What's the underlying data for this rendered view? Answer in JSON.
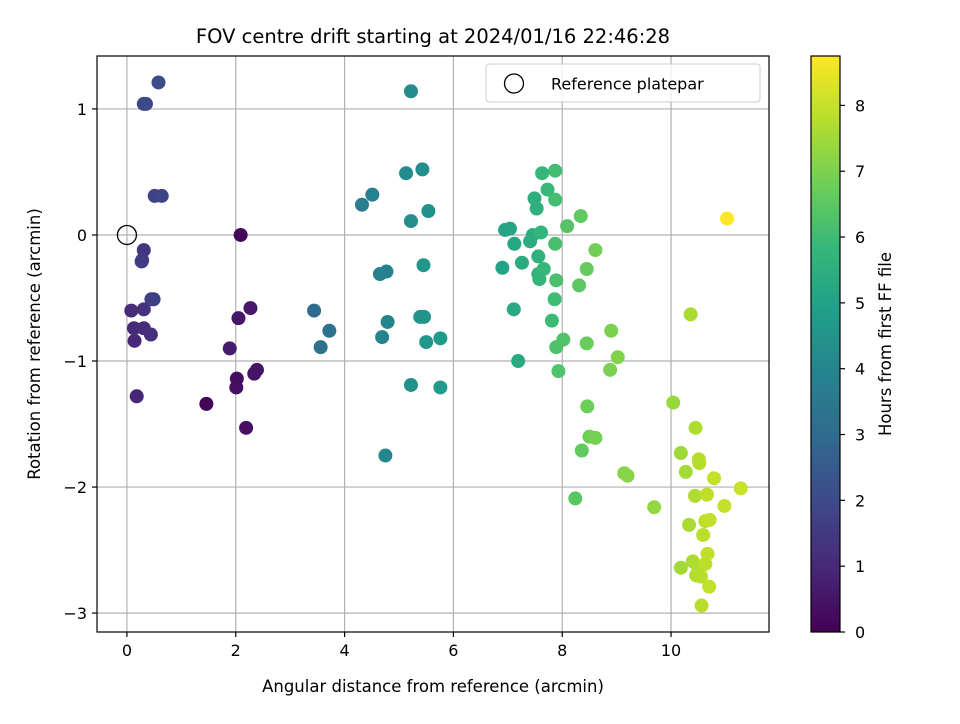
{
  "chart_data": {
    "type": "scatter",
    "title": "FOV centre drift starting at 2024/01/16 22:46:28",
    "xlabel": "Angular distance from reference (arcmin)",
    "ylabel": "Rotation from reference (arcmin)",
    "xlim": [
      -0.55,
      11.8
    ],
    "ylim": [
      -3.15,
      1.42
    ],
    "xticks": [
      0,
      2,
      4,
      6,
      8,
      10
    ],
    "yticks": [
      -3,
      -2,
      -1,
      0,
      1
    ],
    "xtick_labels": [
      "0",
      "2",
      "4",
      "6",
      "8",
      "10"
    ],
    "ytick_labels": [
      "−3",
      "−2",
      "−1",
      "0",
      "1"
    ],
    "grid": true,
    "legend": {
      "position": "top-right",
      "entries": [
        "Reference platepar"
      ]
    },
    "colorbar": {
      "label": "Hours from first FF file",
      "colormap": "viridis",
      "range": [
        0,
        8.75
      ],
      "ticks": [
        0,
        1,
        2,
        3,
        4,
        5,
        6,
        7,
        8
      ],
      "tick_labels": [
        "0",
        "1",
        "2",
        "3",
        "4",
        "5",
        "6",
        "7",
        "8"
      ]
    },
    "reference_point": {
      "x": 0,
      "y": 0
    },
    "points": [
      {
        "x": 1.46,
        "y": -1.34,
        "c": 0.1
      },
      {
        "x": 2.09,
        "y": 0.0,
        "c": 0.2
      },
      {
        "x": 2.02,
        "y": -1.14,
        "c": 0.3
      },
      {
        "x": 2.01,
        "y": -1.21,
        "c": 0.35
      },
      {
        "x": 2.19,
        "y": -1.53,
        "c": 0.4
      },
      {
        "x": 2.34,
        "y": -1.1,
        "c": 0.45
      },
      {
        "x": 2.39,
        "y": -1.07,
        "c": 0.5
      },
      {
        "x": 2.05,
        "y": -0.66,
        "c": 0.55
      },
      {
        "x": 2.27,
        "y": -0.58,
        "c": 0.6
      },
      {
        "x": 1.89,
        "y": -0.9,
        "c": 0.65
      },
      {
        "x": 0.18,
        "y": -1.28,
        "c": 0.9
      },
      {
        "x": 0.14,
        "y": -0.84,
        "c": 1.0
      },
      {
        "x": 0.13,
        "y": -0.74,
        "c": 1.05
      },
      {
        "x": 0.08,
        "y": -0.6,
        "c": 1.1
      },
      {
        "x": 0.31,
        "y": -0.74,
        "c": 1.15
      },
      {
        "x": 0.44,
        "y": -0.79,
        "c": 1.2
      },
      {
        "x": 0.31,
        "y": -0.59,
        "c": 1.3
      },
      {
        "x": 0.31,
        "y": -0.12,
        "c": 1.4
      },
      {
        "x": 0.28,
        "y": -0.2,
        "c": 1.5
      },
      {
        "x": 0.27,
        "y": -0.21,
        "c": 1.55
      },
      {
        "x": 0.45,
        "y": -0.51,
        "c": 1.6
      },
      {
        "x": 0.49,
        "y": -0.51,
        "c": 1.65
      },
      {
        "x": 0.51,
        "y": 0.31,
        "c": 1.75
      },
      {
        "x": 0.64,
        "y": 0.31,
        "c": 1.85
      },
      {
        "x": 0.31,
        "y": 1.04,
        "c": 1.9
      },
      {
        "x": 0.35,
        "y": 1.04,
        "c": 1.95
      },
      {
        "x": 0.58,
        "y": 1.21,
        "c": 2.05
      },
      {
        "x": 3.44,
        "y": -0.6,
        "c": 3.1
      },
      {
        "x": 3.56,
        "y": -0.89,
        "c": 3.25
      },
      {
        "x": 3.72,
        "y": -0.76,
        "c": 3.35
      },
      {
        "x": 4.32,
        "y": 0.24,
        "c": 3.7
      },
      {
        "x": 4.51,
        "y": 0.32,
        "c": 3.8
      },
      {
        "x": 4.65,
        "y": -0.31,
        "c": 3.85
      },
      {
        "x": 4.77,
        "y": -0.29,
        "c": 3.9
      },
      {
        "x": 4.69,
        "y": -0.81,
        "c": 3.95
      },
      {
        "x": 4.79,
        "y": -0.69,
        "c": 4.0
      },
      {
        "x": 4.75,
        "y": -1.75,
        "c": 4.05
      },
      {
        "x": 5.13,
        "y": 0.49,
        "c": 4.2
      },
      {
        "x": 5.22,
        "y": 1.14,
        "c": 4.25
      },
      {
        "x": 5.22,
        "y": 0.11,
        "c": 4.3
      },
      {
        "x": 5.43,
        "y": 0.52,
        "c": 4.35
      },
      {
        "x": 5.54,
        "y": 0.19,
        "c": 4.4
      },
      {
        "x": 5.22,
        "y": -1.19,
        "c": 4.45
      },
      {
        "x": 5.39,
        "y": -0.65,
        "c": 4.5
      },
      {
        "x": 5.46,
        "y": -0.65,
        "c": 4.55
      },
      {
        "x": 5.45,
        "y": -0.24,
        "c": 4.6
      },
      {
        "x": 5.5,
        "y": -0.85,
        "c": 4.65
      },
      {
        "x": 5.76,
        "y": -0.82,
        "c": 4.75
      },
      {
        "x": 5.76,
        "y": -1.21,
        "c": 4.8
      },
      {
        "x": 6.9,
        "y": -0.26,
        "c": 5.05
      },
      {
        "x": 6.95,
        "y": 0.04,
        "c": 5.1
      },
      {
        "x": 7.04,
        "y": 0.05,
        "c": 5.15
      },
      {
        "x": 7.12,
        "y": -0.07,
        "c": 5.2
      },
      {
        "x": 7.11,
        "y": -0.59,
        "c": 5.25
      },
      {
        "x": 7.19,
        "y": -1.0,
        "c": 5.3
      },
      {
        "x": 7.26,
        "y": -0.22,
        "c": 5.35
      },
      {
        "x": 7.41,
        "y": -0.05,
        "c": 5.4
      },
      {
        "x": 7.46,
        "y": 0.0,
        "c": 5.45
      },
      {
        "x": 7.49,
        "y": 0.29,
        "c": 5.5
      },
      {
        "x": 7.53,
        "y": 0.21,
        "c": 5.55
      },
      {
        "x": 7.56,
        "y": -0.17,
        "c": 5.6
      },
      {
        "x": 7.56,
        "y": -0.31,
        "c": 5.65
      },
      {
        "x": 7.58,
        "y": -0.35,
        "c": 5.7
      },
      {
        "x": 7.61,
        "y": 0.02,
        "c": 5.75
      },
      {
        "x": 7.63,
        "y": 0.49,
        "c": 5.8
      },
      {
        "x": 7.66,
        "y": -0.27,
        "c": 5.85
      },
      {
        "x": 7.73,
        "y": 0.36,
        "c": 5.9
      },
      {
        "x": 7.81,
        "y": -0.68,
        "c": 5.95
      },
      {
        "x": 7.86,
        "y": -0.51,
        "c": 6.0
      },
      {
        "x": 7.87,
        "y": 0.51,
        "c": 6.05
      },
      {
        "x": 7.87,
        "y": 0.28,
        "c": 6.1
      },
      {
        "x": 7.87,
        "y": -0.07,
        "c": 6.15
      },
      {
        "x": 7.89,
        "y": -0.36,
        "c": 6.2
      },
      {
        "x": 7.89,
        "y": -0.89,
        "c": 6.25
      },
      {
        "x": 7.93,
        "y": -1.08,
        "c": 6.3
      },
      {
        "x": 8.02,
        "y": -0.83,
        "c": 6.35
      },
      {
        "x": 8.09,
        "y": 0.07,
        "c": 6.4
      },
      {
        "x": 8.24,
        "y": -2.09,
        "c": 6.45
      },
      {
        "x": 8.31,
        "y": -0.4,
        "c": 6.5
      },
      {
        "x": 8.34,
        "y": 0.15,
        "c": 6.55
      },
      {
        "x": 8.36,
        "y": -1.71,
        "c": 6.6
      },
      {
        "x": 8.45,
        "y": -0.27,
        "c": 6.65
      },
      {
        "x": 8.45,
        "y": -0.86,
        "c": 6.7
      },
      {
        "x": 8.46,
        "y": -1.36,
        "c": 6.75
      },
      {
        "x": 8.5,
        "y": -1.6,
        "c": 6.8
      },
      {
        "x": 8.61,
        "y": -0.12,
        "c": 6.85
      },
      {
        "x": 8.61,
        "y": -1.61,
        "c": 6.9
      },
      {
        "x": 8.88,
        "y": -1.07,
        "c": 6.95
      },
      {
        "x": 8.9,
        "y": -0.76,
        "c": 7.0
      },
      {
        "x": 9.02,
        "y": -0.97,
        "c": 7.05
      },
      {
        "x": 9.14,
        "y": -1.89,
        "c": 7.1
      },
      {
        "x": 9.2,
        "y": -1.91,
        "c": 7.15
      },
      {
        "x": 9.69,
        "y": -2.16,
        "c": 7.3
      },
      {
        "x": 10.04,
        "y": -1.33,
        "c": 7.4
      },
      {
        "x": 10.18,
        "y": -1.73,
        "c": 7.45
      },
      {
        "x": 10.18,
        "y": -2.64,
        "c": 7.5
      },
      {
        "x": 10.27,
        "y": -1.88,
        "c": 7.55
      },
      {
        "x": 10.33,
        "y": -2.3,
        "c": 7.6
      },
      {
        "x": 10.36,
        "y": -0.63,
        "c": 7.62
      },
      {
        "x": 10.4,
        "y": -2.59,
        "c": 7.65
      },
      {
        "x": 10.44,
        "y": -2.07,
        "c": 7.68
      },
      {
        "x": 10.45,
        "y": -1.53,
        "c": 7.7
      },
      {
        "x": 10.46,
        "y": -2.7,
        "c": 7.72
      },
      {
        "x": 10.5,
        "y": -2.65,
        "c": 7.74
      },
      {
        "x": 10.51,
        "y": -1.78,
        "c": 7.76
      },
      {
        "x": 10.52,
        "y": -1.81,
        "c": 7.78
      },
      {
        "x": 10.55,
        "y": -2.71,
        "c": 7.8
      },
      {
        "x": 10.56,
        "y": -2.94,
        "c": 7.82
      },
      {
        "x": 10.59,
        "y": -2.38,
        "c": 7.84
      },
      {
        "x": 10.63,
        "y": -2.61,
        "c": 7.86
      },
      {
        "x": 10.63,
        "y": -2.27,
        "c": 7.88
      },
      {
        "x": 10.66,
        "y": -2.06,
        "c": 7.9
      },
      {
        "x": 10.67,
        "y": -2.53,
        "c": 7.92
      },
      {
        "x": 10.7,
        "y": -2.79,
        "c": 7.94
      },
      {
        "x": 10.71,
        "y": -2.26,
        "c": 7.96
      },
      {
        "x": 10.79,
        "y": -1.93,
        "c": 7.98
      },
      {
        "x": 10.98,
        "y": -2.15,
        "c": 8.0
      },
      {
        "x": 11.28,
        "y": -2.01,
        "c": 8.05
      },
      {
        "x": 11.03,
        "y": 0.13,
        "c": 8.75
      }
    ]
  }
}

### Given problem
Copy out every line of the data that includes "from".

### Written response
    "xlabel": "Angular distance from reference (arcmin)",
    "ylabel": "Rotation from reference (arcmin)",
      "label": "Hours from first FF file",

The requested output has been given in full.